TO DO - How many lines of the data include the string "Electronics"? State the number and nothing else.
++++ MATERIAL
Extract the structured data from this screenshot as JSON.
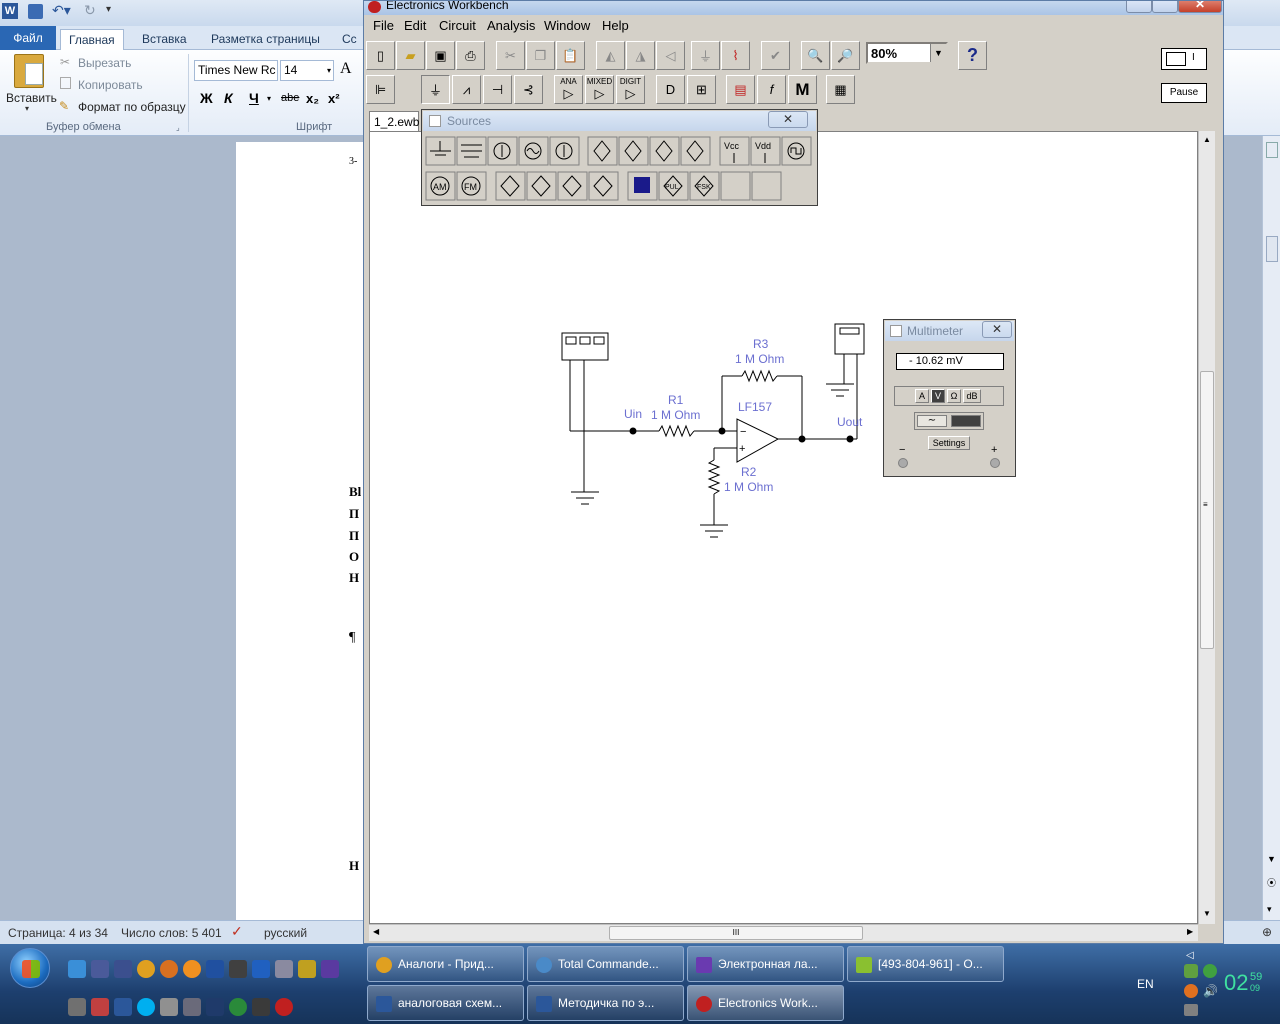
{
  "word": {
    "file_tab": "Файл",
    "tabs": [
      "Главная",
      "Вставка",
      "Разметка страницы",
      "Сс"
    ],
    "clipboard": {
      "paste": "Вставить",
      "cut": "Вырезать",
      "copy": "Копировать",
      "format_painter": "Формат по образцу",
      "group": "Буфер обмена"
    },
    "font": {
      "name": "Times New Rc",
      "size": "14",
      "group": "Шрифт",
      "bold": "Ж",
      "italic": "К",
      "underline": "Ч",
      "strike": "abe",
      "sub": "x₂",
      "sup": "x²",
      "grow": "A"
    },
    "page_fragments": [
      "3-",
      "Bl",
      "П",
      "П",
      "О",
      "Н",
      "¶",
      "Н"
    ],
    "status": {
      "page": "Страница: 4 из 34",
      "words": "Число слов: 5 401",
      "lang": "русский"
    }
  },
  "ewb": {
    "title": "Electronics Workbench",
    "menu": [
      "File",
      "Edit",
      "Circuit",
      "Analysis",
      "Window",
      "Help"
    ],
    "zoom": "80%",
    "help_label": "?",
    "pause_label": "Pause",
    "toggle_label": "I",
    "parts_labels": {
      "ana": "ANA",
      "mixed": "MIXED",
      "digit": "DIGIT",
      "misc": "M"
    },
    "doc_tab": "1_2.ewb",
    "sources_title": "Sources",
    "sources_labels": {
      "vcc": "Vcc",
      "vdd": "Vdd",
      "am": "AM",
      "fm": "FM",
      "pul": "PUL",
      "fsk": "FSK"
    },
    "circuit": {
      "r1": {
        "name": "R1",
        "value": "1 M Ohm"
      },
      "r2": {
        "name": "R2",
        "value": "1 M Ohm"
      },
      "r3": {
        "name": "R3",
        "value": "1 M Ohm"
      },
      "opamp": "LF157",
      "uin": "Uin",
      "uout": "Uout",
      "minus": "−",
      "plus": "+"
    },
    "multimeter": {
      "title": "Multimeter",
      "reading": "- 10.62  mV",
      "modes": [
        "A",
        "V",
        "Ω",
        "dB"
      ],
      "settings": "Settings",
      "minus": "−",
      "plus": "+"
    },
    "hscroll_grip": "III"
  },
  "taskbar": {
    "row1": [
      "Аналоги - Прид...",
      "Total Commande...",
      "Электронная ла...",
      "[493-804-961] - О..."
    ],
    "row2": [
      "аналоговая схем...",
      "Методичка по э...",
      "Electronics Work..."
    ],
    "lang": "EN",
    "time": "02",
    "time_min": "59",
    "time_sec": "09"
  }
}
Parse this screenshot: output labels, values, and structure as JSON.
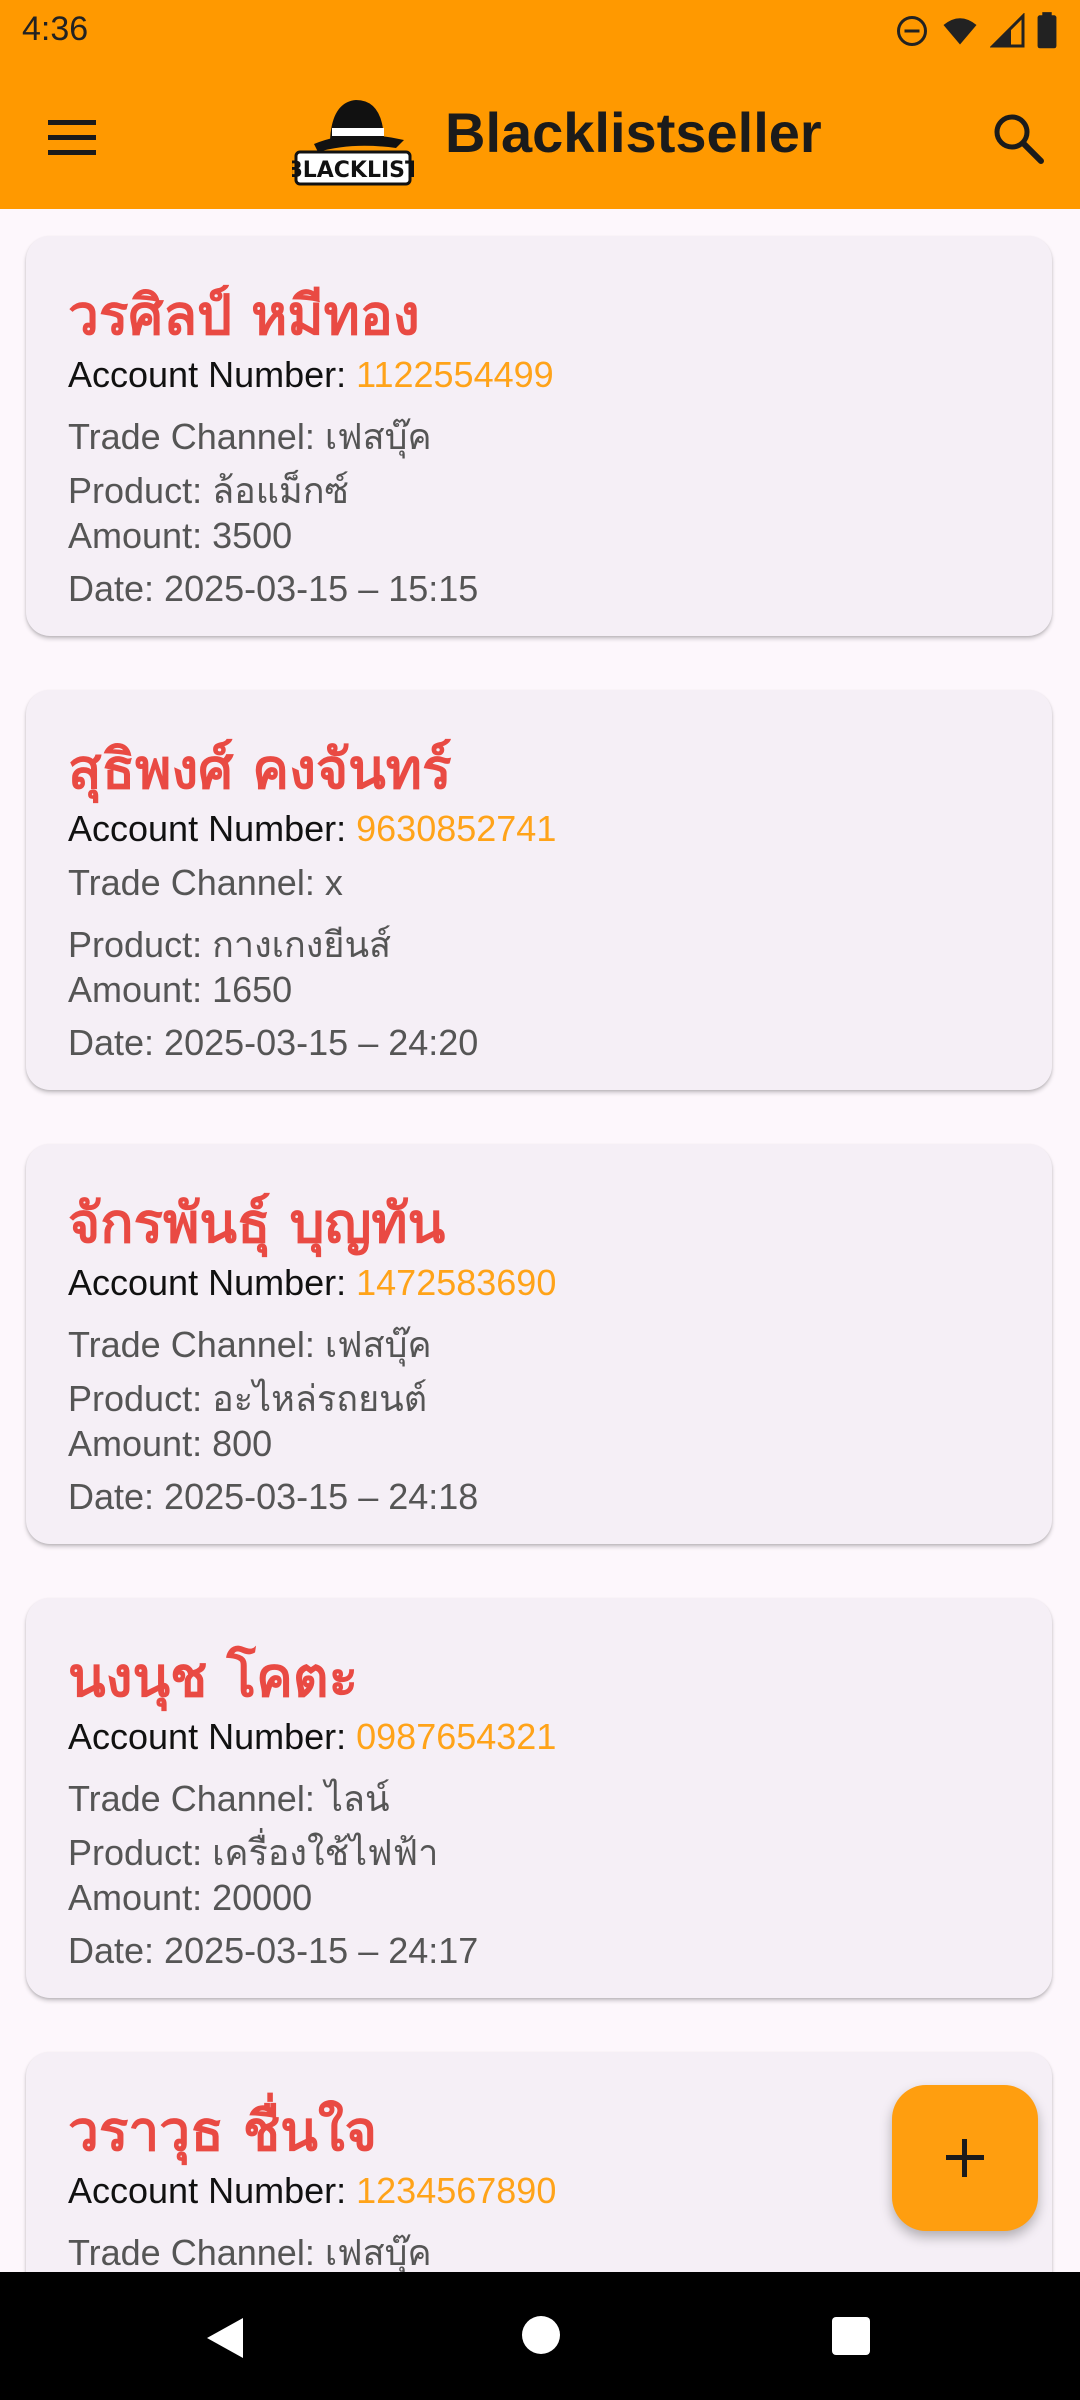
{
  "status_bar": {
    "time": "4:36",
    "icons": [
      "do-not-disturb-icon",
      "wifi-icon",
      "signal-icon",
      "battery-icon"
    ]
  },
  "app_bar": {
    "logo_text": "BLACKLIST",
    "title": "Blacklistseller",
    "menu_icon": "menu-icon",
    "search_icon": "search-icon",
    "color": "#ff9900"
  },
  "labels": {
    "account": "Account Number: ",
    "channel": "Trade Channel: ",
    "product": "Product: ",
    "amount": "Amount: ",
    "date": "Date: "
  },
  "records": [
    {
      "name": "วรศิลป์ หมีทอง",
      "account": "1122554499",
      "channel": "เฟสบุ๊ค",
      "product": "ล้อแม็กซ์",
      "amount": "3500",
      "date": "2025-03-15 – 15:15"
    },
    {
      "name": "สุธิพงศ์ คงจันทร์",
      "account": "9630852741",
      "channel": "x",
      "product": "กางเกงยีนส์",
      "amount": "1650",
      "date": "2025-03-15 – 24:20"
    },
    {
      "name": "จักรพันธุ์ บุญทัน",
      "account": "1472583690",
      "channel": "เฟสบุ๊ค",
      "product": "อะไหล่รถยนต์",
      "amount": "800",
      "date": "2025-03-15 – 24:18"
    },
    {
      "name": "นงนุช โคตะ",
      "account": "0987654321",
      "channel": "ไลน์",
      "product": "เครื่องใช้ไฟฟ้า",
      "amount": "20000",
      "date": "2025-03-15 – 24:17"
    },
    {
      "name": "วราวุธ ชื่นใจ",
      "account": "1234567890",
      "channel": "เฟสบุ๊ค",
      "product": "",
      "amount": "",
      "date": ""
    }
  ],
  "fab": {
    "icon": "plus-icon"
  },
  "colors": {
    "name": "#e94a43",
    "account_number": "#ffa319",
    "fab": "#ff9e0f"
  }
}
++++++++
OUTPUT OF THE EXERCISE - 2